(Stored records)
┄┄┄┄┄┄┄┄┄┄

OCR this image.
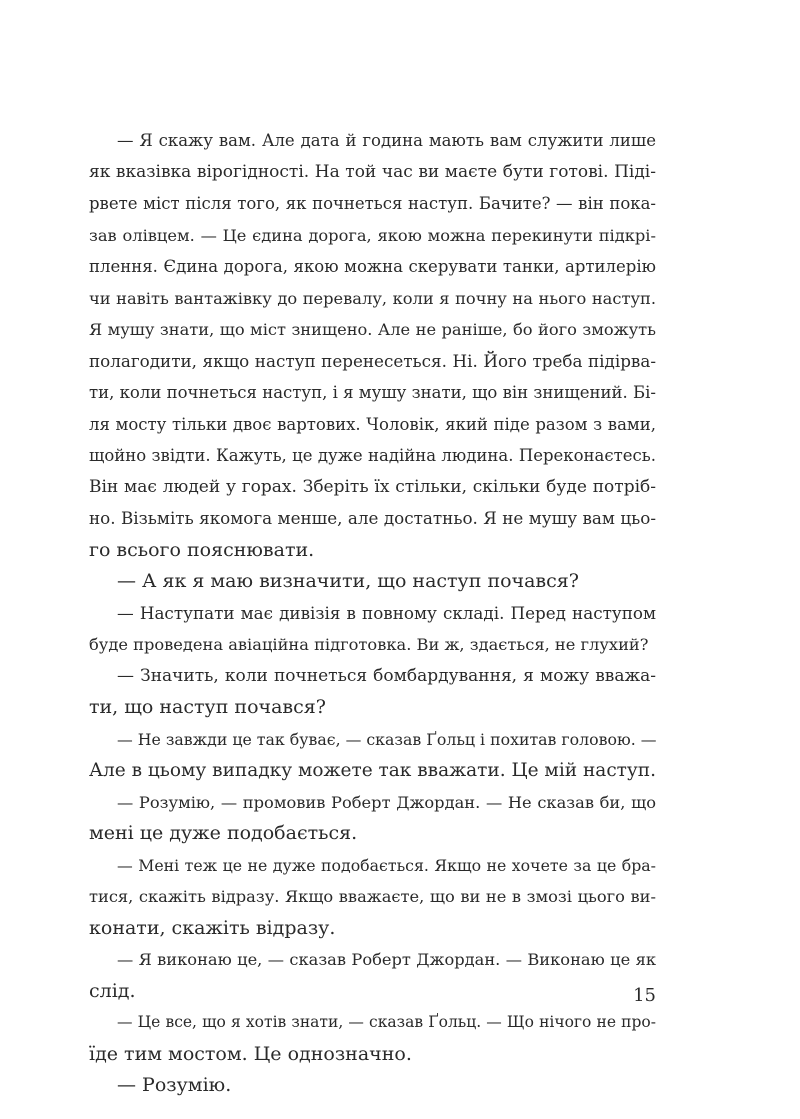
— Я скажу вам. Але дата й година мають вам служити лише
як вказівка вірогідності. На той час ви маєте бути готові. Піді-
рвете міст після того, як почнеться наступ. Бачите? — він пока-
зав олівцем. — Це єдина дорога, якою можна перекинути підкрі-
плення. Єдина дорога, якою можна скерувати танки, артилерію
чи навіть вантажівку до перевалу, коли я почну на нього наступ.
Я мушу знати, що міст знищено. Але не раніше, бо його зможуть
полагодити, якщо наступ перенесеться. Ні. Його треба підірва-
ти, коли почнеться наступ, і я мушу знати, що він знищений. Бі-
ля мосту тільки двоє вартових. Чоловік, який піде разом з вами,
щойно звідти. Кажуть, це дуже надійна людина. Переконаєтесь.
Він має людей у горах. Зберіть їх стільки, скільки буде потріб-
но. Візьміть якомога менше, але достатньо. Я не мушу вам цьо-
го всього пояснювати.
— А як я маю визначити, що наступ почався?
— Наступати має дивізія в повному складі. Перед наступом
буде проведена авіаційна підготовка. Ви ж, здається, не глухий?
— Значить, коли почнеться бомбардування, я можу вважа-
ти, що наступ почався?
— Не завжди це так буває, — сказав Ґольц і похитав головою. —
Але в цьому випадку можете так вважати. Це мій наступ.
— Розумію, — промовив Роберт Джордан. — Не сказав би, що
мені це дуже подобається.
— Мені теж це не дуже подобається. Якщо не хочете за це бра-
тися, скажіть відразу. Якщо вважаєте, що ви не в змозі цього ви-
конати, скажіть відразу.
— Я виконаю це, — сказав Роберт Джордан. — Виконаю це як
слід.
— Це все, що я хотів знати, — сказав Ґольц. — Що нічого не про-
їде тим мостом. Це однозначно.
— Розумію.
15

┄┄┄┄┄┄┄┄┄┄

#### [AIM]
Transcribe the records verbatim and omit the images.

#### [WORKED SOLUTION]
OCR this image.
— Я скажу вам. Але дата й година мають вам служити лише
як вказівка вірогідності. На той час ви маєте бути готові. Піді-
рвете міст після того, як почнеться наступ. Бачите? — він пока-
зав олівцем. — Це єдина дорога, якою можна перекинути підкрі-
плення. Єдина дорога, якою можна скерувати танки, артилерію
чи навіть вантажівку до перевалу, коли я почну на нього наступ.
Я мушу знати, що міст знищено. Але не раніше, бо його зможуть
полагодити, якщо наступ перенесеться. Ні. Його треба підірва-
ти, коли почнеться наступ, і я мушу знати, що він знищений. Бі-
ля мосту тільки двоє вартових. Чоловік, який піде разом з вами,
щойно звідти. Кажуть, це дуже надійна людина. Переконаєтесь.
Він має людей у горах. Зберіть їх стільки, скільки буде потріб-
но. Візьміть якомога менше, але достатньо. Я не мушу вам цьо-
го всього пояснювати.
— А як я маю визначити, що наступ почався?
— Наступати має дивізія в повному складі. Перед наступом
буде проведена авіаційна підготовка. Ви ж, здається, не глухий?
— Значить, коли почнеться бомбардування, я можу вважа-
ти, що наступ почався?
— Не завжди це так буває, — сказав Ґольц і похитав головою. —
Але в цьому випадку можете так вважати. Це мій наступ.
— Розумію, — промовив Роберт Джордан. — Не сказав би, що
мені це дуже подобається.
— Мені теж це не дуже подобається. Якщо не хочете за це бра-
тися, скажіть відразу. Якщо вважаєте, що ви не в змозі цього ви-
конати, скажіть відразу.
— Я виконаю це, — сказав Роберт Джордан. — Виконаю це як
слід.
— Це все, що я хотів знати, — сказав Ґольц. — Що нічого не про-
їде тим мостом. Це однозначно.
— Розумію.
15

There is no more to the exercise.